Problem to work on – Copy everything in the listing below word for word, apart from any images.

Items from a data source
++++++++++++++++++++

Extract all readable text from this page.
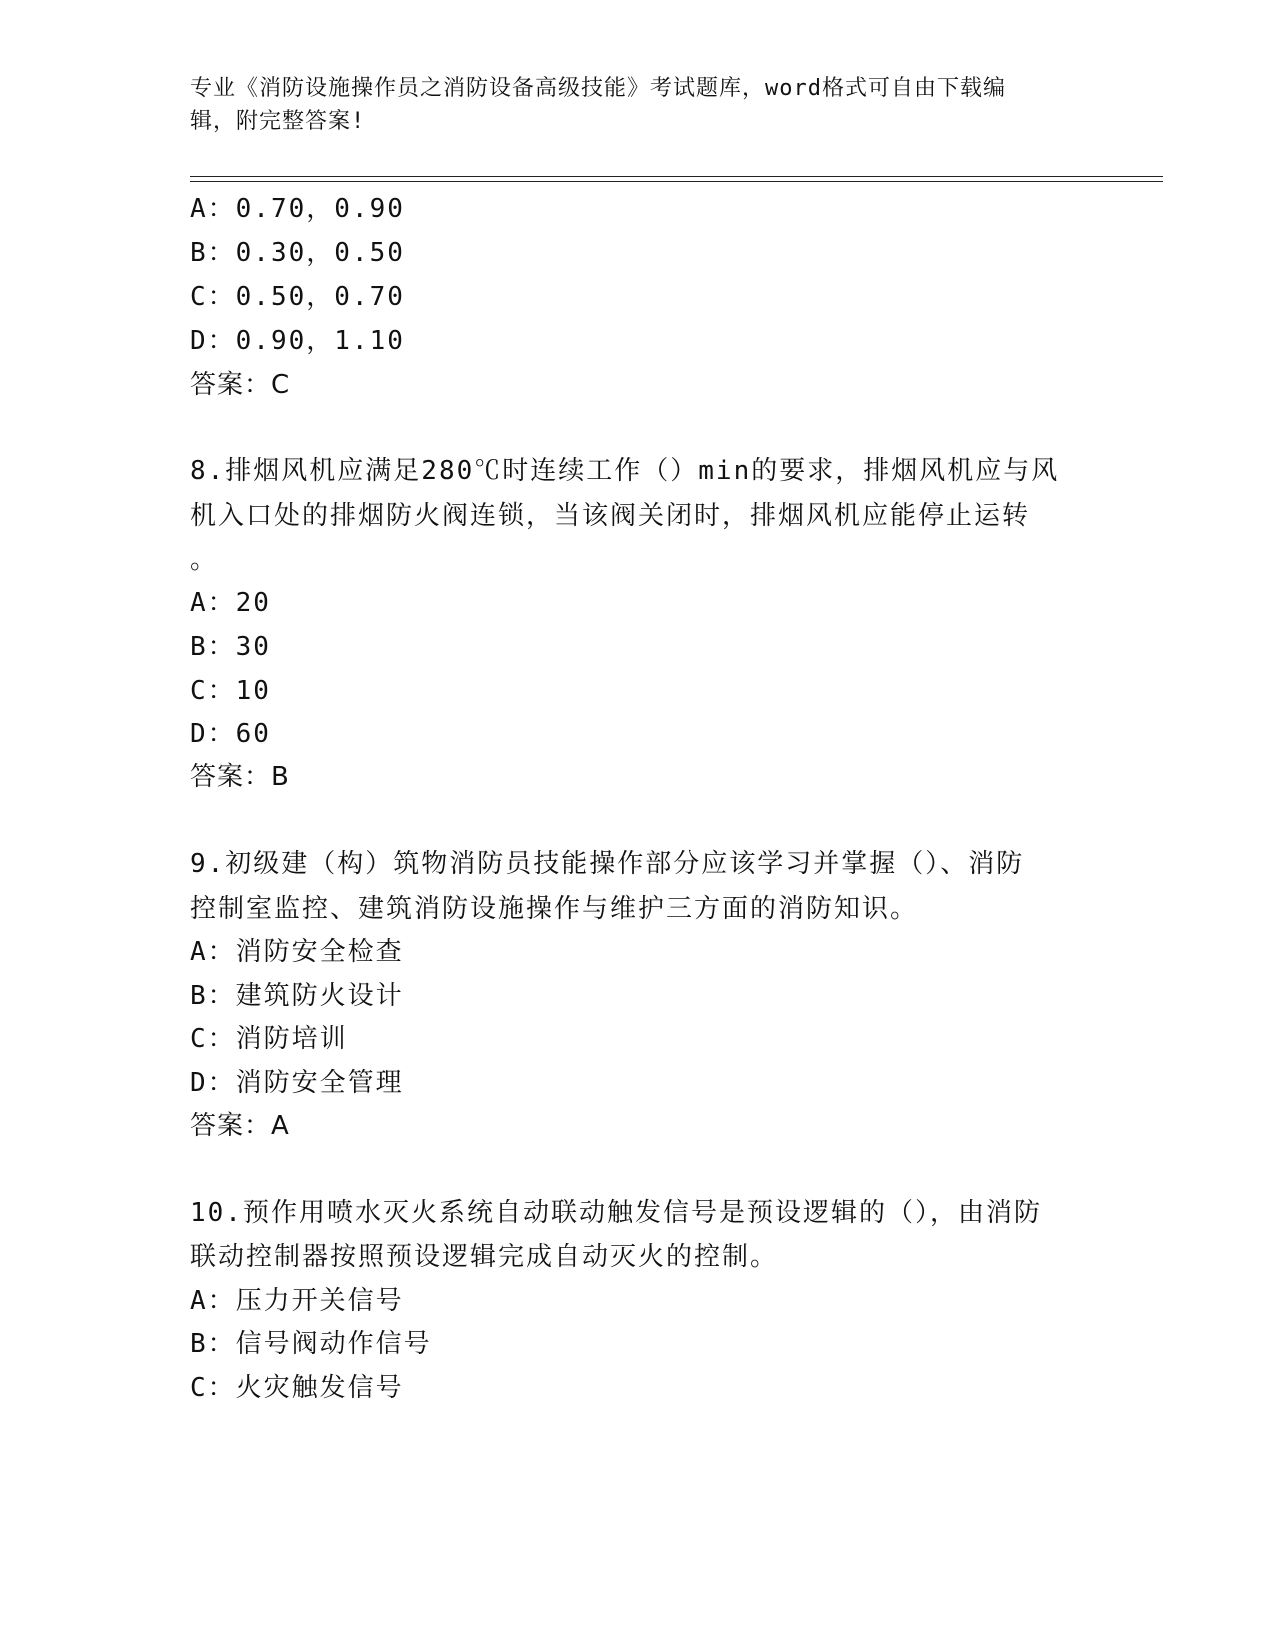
专业《消防设施操作员之消防设备高级技能》考试题库，word格式可自由下载编
辑，附完整答案!
A：0.70，0.90
B：0.30，0.50
C：0.50，0.70
D：0.90，1.10
答案：C
8.排烟风机应满足280℃时连续工作（）min的要求，排烟风机应与风
机入口处的排烟防火阀连锁，当该阀关闭时，排烟风机应能停止运转
。
A：20
B：30
C：10
D：60
答案：B
9.初级建（构）筑物消防员技能操作部分应该学习并掌握（）、消防
控制室监控、建筑消防设施操作与维护三方面的消防知识。
A：消防安全检查
B：建筑防火设计
C：消防培训
D：消防安全管理
答案：A
10.预作用喷水灭火系统自动联动触发信号是预设逻辑的（），由消防
联动控制器按照预设逻辑完成自动灭火的控制。
A：压力开关信号
B：信号阀动作信号
C：火灾触发信号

++++++++++++++++++++

The answer –
Extract all readable text from this page.
专业《消防设施操作员之消防设备高级技能》考试题库，word格式可自由下载编
辑，附完整答案!
A：0.70，0.90
B：0.30，0.50
C：0.50，0.70
D：0.90，1.10
答案：C
8.排烟风机应满足280℃时连续工作（）min的要求，排烟风机应与风
机入口处的排烟防火阀连锁，当该阀关闭时，排烟风机应能停止运转
。
A：20
B：30
C：10
D：60
答案：B
9.初级建（构）筑物消防员技能操作部分应该学习并掌握（）、消防
控制室监控、建筑消防设施操作与维护三方面的消防知识。
A：消防安全检查
B：建筑防火设计
C：消防培训
D：消防安全管理
答案：A
10.预作用喷水灭火系统自动联动触发信号是预设逻辑的（），由消防
联动控制器按照预设逻辑完成自动灭火的控制。
A：压力开关信号
B：信号阀动作信号
C：火灾触发信号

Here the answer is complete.